- [Exercise description]: Extract the whole listing as it stands. Do not include the pictures.

- [Data for this exercise]:
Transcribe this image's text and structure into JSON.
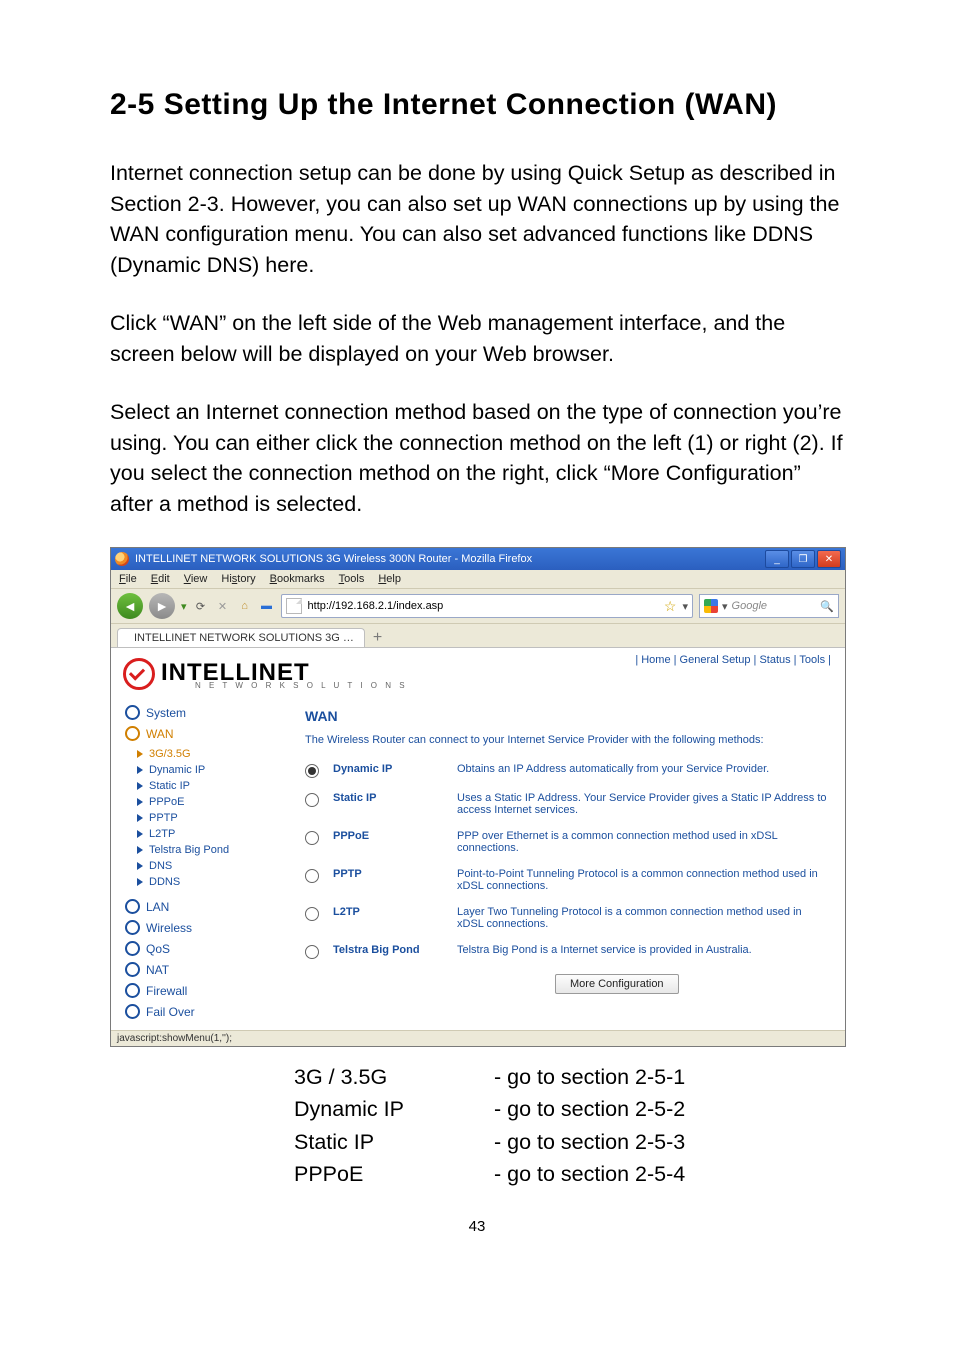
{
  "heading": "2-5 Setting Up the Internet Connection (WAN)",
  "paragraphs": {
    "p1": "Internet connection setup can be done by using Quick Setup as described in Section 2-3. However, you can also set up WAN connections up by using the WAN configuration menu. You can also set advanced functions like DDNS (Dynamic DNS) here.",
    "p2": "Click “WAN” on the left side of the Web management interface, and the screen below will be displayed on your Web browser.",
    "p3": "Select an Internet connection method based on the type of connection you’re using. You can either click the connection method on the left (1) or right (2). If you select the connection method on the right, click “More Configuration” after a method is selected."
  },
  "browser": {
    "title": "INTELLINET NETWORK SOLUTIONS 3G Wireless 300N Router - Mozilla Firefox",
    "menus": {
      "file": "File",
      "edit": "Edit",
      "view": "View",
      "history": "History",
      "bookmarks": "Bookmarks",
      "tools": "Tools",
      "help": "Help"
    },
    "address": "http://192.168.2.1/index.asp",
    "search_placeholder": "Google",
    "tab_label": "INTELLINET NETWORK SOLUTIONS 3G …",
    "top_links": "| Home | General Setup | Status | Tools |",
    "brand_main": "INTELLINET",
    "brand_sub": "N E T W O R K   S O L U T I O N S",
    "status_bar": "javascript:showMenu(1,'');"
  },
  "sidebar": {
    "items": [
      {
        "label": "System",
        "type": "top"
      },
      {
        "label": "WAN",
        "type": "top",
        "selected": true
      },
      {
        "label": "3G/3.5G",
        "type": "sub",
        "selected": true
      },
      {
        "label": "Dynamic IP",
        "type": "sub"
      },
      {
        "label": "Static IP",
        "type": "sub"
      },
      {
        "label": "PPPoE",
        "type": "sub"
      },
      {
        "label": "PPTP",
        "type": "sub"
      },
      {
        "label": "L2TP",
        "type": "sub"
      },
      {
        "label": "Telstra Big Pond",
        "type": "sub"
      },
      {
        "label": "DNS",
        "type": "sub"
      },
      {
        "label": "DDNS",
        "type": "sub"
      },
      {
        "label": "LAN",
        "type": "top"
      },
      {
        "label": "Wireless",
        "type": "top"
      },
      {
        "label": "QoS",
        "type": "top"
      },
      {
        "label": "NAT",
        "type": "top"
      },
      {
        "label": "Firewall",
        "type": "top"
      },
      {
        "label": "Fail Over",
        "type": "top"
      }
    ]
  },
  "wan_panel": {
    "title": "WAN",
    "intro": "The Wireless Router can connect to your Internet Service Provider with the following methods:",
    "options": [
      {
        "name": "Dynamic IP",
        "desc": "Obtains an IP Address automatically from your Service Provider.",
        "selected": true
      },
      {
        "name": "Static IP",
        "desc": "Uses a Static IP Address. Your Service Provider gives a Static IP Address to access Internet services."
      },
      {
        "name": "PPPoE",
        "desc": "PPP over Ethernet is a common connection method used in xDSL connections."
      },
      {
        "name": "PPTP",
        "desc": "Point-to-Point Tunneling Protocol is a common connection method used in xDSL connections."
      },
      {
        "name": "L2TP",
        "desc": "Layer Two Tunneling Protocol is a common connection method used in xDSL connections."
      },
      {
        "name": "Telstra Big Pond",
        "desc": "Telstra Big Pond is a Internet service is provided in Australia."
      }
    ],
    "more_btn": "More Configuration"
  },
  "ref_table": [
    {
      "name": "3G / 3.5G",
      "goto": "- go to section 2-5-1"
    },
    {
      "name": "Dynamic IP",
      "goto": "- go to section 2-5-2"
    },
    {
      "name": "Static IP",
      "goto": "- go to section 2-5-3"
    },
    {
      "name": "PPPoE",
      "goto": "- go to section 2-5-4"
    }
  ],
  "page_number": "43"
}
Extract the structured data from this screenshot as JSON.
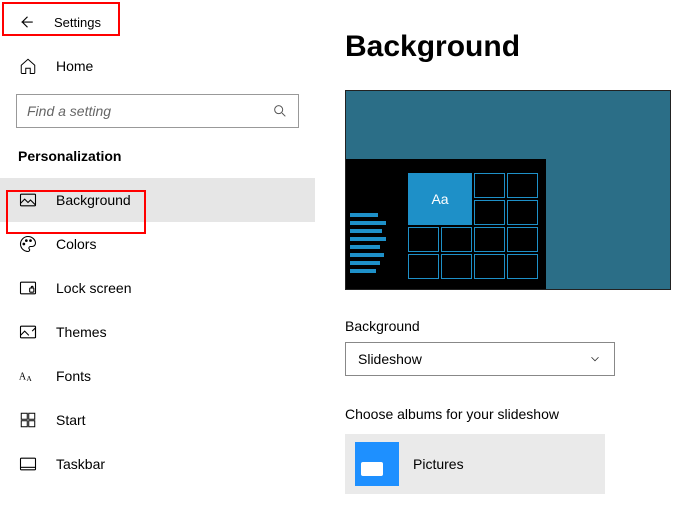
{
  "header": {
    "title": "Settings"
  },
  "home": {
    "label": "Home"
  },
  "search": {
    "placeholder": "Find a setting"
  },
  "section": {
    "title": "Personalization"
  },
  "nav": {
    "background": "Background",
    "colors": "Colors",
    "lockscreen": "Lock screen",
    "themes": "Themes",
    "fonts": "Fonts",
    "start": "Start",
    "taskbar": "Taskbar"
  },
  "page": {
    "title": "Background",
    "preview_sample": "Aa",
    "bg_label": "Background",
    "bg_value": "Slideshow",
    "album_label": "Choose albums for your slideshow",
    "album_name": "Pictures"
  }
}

- [Written answer]:
Transcribe this image's text and structure into JSON.
{
  "heading": "2-5 Setting Up the Internet Connection (WAN)",
  "paragraphs": {
    "p1": "Internet connection setup can be done by using Quick Setup as described in Section 2-3. However, you can also set up WAN connections up by using the WAN configuration menu. You can also set advanced functions like DDNS (Dynamic DNS) here.",
    "p2": "Click “WAN” on the left side of the Web management interface, and the screen below will be displayed on your Web browser.",
    "p3": "Select an Internet connection method based on the type of connection you’re using. You can either click the connection method on the left (1) or right (2). If you select the connection method on the right, click “More Configuration” after a method is selected."
  },
  "browser": {
    "title": "INTELLINET NETWORK SOLUTIONS 3G Wireless 300N Router - Mozilla Firefox",
    "menus": {
      "file": "File",
      "edit": "Edit",
      "view": "View",
      "history": "History",
      "bookmarks": "Bookmarks",
      "tools": "Tools",
      "help": "Help"
    },
    "address": "http://192.168.2.1/index.asp",
    "search_placeholder": "Google",
    "tab_label": "INTELLINET NETWORK SOLUTIONS 3G …",
    "top_links": "| Home | General Setup | Status | Tools |",
    "brand_main": "INTELLINET",
    "brand_sub": "N E T W O R K   S O L U T I O N S",
    "status_bar": "javascript:showMenu(1,'');"
  },
  "sidebar": {
    "items": [
      {
        "label": "System",
        "type": "top"
      },
      {
        "label": "WAN",
        "type": "top",
        "selected": true
      },
      {
        "label": "3G/3.5G",
        "type": "sub",
        "selected": true
      },
      {
        "label": "Dynamic IP",
        "type": "sub"
      },
      {
        "label": "Static IP",
        "type": "sub"
      },
      {
        "label": "PPPoE",
        "type": "sub"
      },
      {
        "label": "PPTP",
        "type": "sub"
      },
      {
        "label": "L2TP",
        "type": "sub"
      },
      {
        "label": "Telstra Big Pond",
        "type": "sub"
      },
      {
        "label": "DNS",
        "type": "sub"
      },
      {
        "label": "DDNS",
        "type": "sub"
      },
      {
        "label": "LAN",
        "type": "top"
      },
      {
        "label": "Wireless",
        "type": "top"
      },
      {
        "label": "QoS",
        "type": "top"
      },
      {
        "label": "NAT",
        "type": "top"
      },
      {
        "label": "Firewall",
        "type": "top"
      },
      {
        "label": "Fail Over",
        "type": "top"
      }
    ]
  },
  "wan_panel": {
    "title": "WAN",
    "intro": "The Wireless Router can connect to your Internet Service Provider with the following methods:",
    "options": [
      {
        "name": "Dynamic IP",
        "desc": "Obtains an IP Address automatically from your Service Provider.",
        "selected": true
      },
      {
        "name": "Static IP",
        "desc": "Uses a Static IP Address. Your Service Provider gives a Static IP Address to access Internet services."
      },
      {
        "name": "PPPoE",
        "desc": "PPP over Ethernet is a common connection method used in xDSL connections."
      },
      {
        "name": "PPTP",
        "desc": "Point-to-Point Tunneling Protocol is a common connection method used in xDSL connections."
      },
      {
        "name": "L2TP",
        "desc": "Layer Two Tunneling Protocol is a common connection method used in xDSL connections."
      },
      {
        "name": "Telstra Big Pond",
        "desc": "Telstra Big Pond is a Internet service is provided in Australia."
      }
    ],
    "more_btn": "More Configuration"
  },
  "ref_table": [
    {
      "name": "3G / 3.5G",
      "goto": "- go to section 2-5-1"
    },
    {
      "name": "Dynamic IP",
      "goto": "- go to section 2-5-2"
    },
    {
      "name": "Static IP",
      "goto": "- go to section 2-5-3"
    },
    {
      "name": "PPPoE",
      "goto": "- go to section 2-5-4"
    }
  ],
  "page_number": "43"
}
Extract the structured data from this screenshot as JSON.
{
  "header": {
    "title": "Settings"
  },
  "home": {
    "label": "Home"
  },
  "search": {
    "placeholder": "Find a setting"
  },
  "section": {
    "title": "Personalization"
  },
  "nav": {
    "background": "Background",
    "colors": "Colors",
    "lockscreen": "Lock screen",
    "themes": "Themes",
    "fonts": "Fonts",
    "start": "Start",
    "taskbar": "Taskbar"
  },
  "page": {
    "title": "Background",
    "preview_sample": "Aa",
    "bg_label": "Background",
    "bg_value": "Slideshow",
    "album_label": "Choose albums for your slideshow",
    "album_name": "Pictures"
  }
}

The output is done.